TASK TO COMPLETE:
Extract each line holding the word "JSON" from the entries.

TASK INPUT:
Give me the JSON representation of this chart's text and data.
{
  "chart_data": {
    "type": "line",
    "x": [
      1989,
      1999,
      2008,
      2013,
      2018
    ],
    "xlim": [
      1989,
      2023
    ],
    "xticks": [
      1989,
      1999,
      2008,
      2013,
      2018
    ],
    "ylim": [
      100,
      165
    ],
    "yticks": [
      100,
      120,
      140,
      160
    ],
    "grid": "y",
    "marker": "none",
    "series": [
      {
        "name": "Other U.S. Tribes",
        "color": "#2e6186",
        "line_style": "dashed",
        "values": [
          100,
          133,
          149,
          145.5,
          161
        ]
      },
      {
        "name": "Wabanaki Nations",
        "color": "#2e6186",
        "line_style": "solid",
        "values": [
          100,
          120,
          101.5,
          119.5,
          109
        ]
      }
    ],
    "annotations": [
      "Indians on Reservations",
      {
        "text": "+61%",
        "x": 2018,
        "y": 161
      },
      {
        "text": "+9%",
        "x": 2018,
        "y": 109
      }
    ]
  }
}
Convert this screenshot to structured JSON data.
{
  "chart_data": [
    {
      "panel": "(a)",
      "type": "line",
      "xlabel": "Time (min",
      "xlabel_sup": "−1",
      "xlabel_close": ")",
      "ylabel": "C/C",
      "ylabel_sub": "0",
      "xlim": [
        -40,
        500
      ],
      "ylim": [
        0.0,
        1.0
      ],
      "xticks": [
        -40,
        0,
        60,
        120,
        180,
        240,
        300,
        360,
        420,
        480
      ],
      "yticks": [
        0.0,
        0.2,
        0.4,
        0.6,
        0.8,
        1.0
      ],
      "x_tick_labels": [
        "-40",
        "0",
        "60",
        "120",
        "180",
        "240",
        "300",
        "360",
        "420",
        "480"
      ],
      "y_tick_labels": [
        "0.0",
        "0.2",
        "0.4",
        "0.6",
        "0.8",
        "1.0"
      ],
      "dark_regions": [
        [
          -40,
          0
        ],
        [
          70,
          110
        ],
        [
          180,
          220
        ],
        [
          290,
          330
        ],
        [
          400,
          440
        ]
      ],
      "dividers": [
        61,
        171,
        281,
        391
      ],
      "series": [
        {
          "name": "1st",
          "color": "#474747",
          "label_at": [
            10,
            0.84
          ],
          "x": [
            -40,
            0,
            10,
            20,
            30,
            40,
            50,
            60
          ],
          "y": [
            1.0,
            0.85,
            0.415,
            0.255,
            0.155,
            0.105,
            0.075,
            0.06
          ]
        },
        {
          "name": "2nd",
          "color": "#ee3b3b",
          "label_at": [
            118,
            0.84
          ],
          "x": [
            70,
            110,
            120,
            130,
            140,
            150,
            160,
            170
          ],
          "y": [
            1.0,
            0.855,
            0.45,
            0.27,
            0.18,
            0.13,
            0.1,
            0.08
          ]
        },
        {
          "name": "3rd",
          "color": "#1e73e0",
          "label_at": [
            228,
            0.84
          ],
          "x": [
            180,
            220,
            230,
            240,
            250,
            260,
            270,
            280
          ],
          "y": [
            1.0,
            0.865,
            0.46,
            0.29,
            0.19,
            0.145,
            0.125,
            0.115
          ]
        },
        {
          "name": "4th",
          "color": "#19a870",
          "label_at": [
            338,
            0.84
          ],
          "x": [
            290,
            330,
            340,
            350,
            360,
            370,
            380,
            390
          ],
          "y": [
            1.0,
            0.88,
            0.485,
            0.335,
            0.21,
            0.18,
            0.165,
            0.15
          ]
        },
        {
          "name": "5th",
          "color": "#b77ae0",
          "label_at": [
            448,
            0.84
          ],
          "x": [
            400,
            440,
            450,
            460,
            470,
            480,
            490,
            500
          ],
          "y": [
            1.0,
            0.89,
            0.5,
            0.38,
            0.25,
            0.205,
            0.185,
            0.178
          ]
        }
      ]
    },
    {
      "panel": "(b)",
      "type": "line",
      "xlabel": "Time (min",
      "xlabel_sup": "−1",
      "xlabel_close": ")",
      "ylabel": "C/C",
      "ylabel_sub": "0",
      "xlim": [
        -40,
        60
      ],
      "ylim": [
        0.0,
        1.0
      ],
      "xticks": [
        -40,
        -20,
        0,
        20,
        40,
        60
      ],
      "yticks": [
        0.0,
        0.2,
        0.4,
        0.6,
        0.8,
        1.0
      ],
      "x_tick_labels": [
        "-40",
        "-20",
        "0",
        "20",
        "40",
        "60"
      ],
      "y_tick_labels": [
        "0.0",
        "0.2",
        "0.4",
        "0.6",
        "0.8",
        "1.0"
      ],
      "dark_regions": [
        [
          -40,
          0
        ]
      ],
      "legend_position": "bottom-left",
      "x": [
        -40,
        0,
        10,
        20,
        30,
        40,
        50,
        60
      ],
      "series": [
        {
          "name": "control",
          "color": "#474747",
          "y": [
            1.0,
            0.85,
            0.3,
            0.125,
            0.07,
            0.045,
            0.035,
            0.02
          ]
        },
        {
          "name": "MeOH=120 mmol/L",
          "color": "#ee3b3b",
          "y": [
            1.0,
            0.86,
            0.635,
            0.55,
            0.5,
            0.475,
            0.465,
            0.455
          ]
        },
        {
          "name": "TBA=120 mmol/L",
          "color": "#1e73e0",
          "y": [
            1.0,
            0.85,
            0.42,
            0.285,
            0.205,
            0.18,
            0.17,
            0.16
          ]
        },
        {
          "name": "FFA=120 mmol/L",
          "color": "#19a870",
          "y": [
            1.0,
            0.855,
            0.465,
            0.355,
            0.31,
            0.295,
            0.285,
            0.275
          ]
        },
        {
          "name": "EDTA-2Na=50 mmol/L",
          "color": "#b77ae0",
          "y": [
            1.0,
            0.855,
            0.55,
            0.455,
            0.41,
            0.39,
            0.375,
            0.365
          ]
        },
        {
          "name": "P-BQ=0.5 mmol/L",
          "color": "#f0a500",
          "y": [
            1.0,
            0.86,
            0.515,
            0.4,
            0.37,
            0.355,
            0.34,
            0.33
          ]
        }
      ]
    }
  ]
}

SOLUTION TO THIS EXERCISE:
Give me the JSON representation of this chart's text and data.
Convert this screenshot to structured JSON data.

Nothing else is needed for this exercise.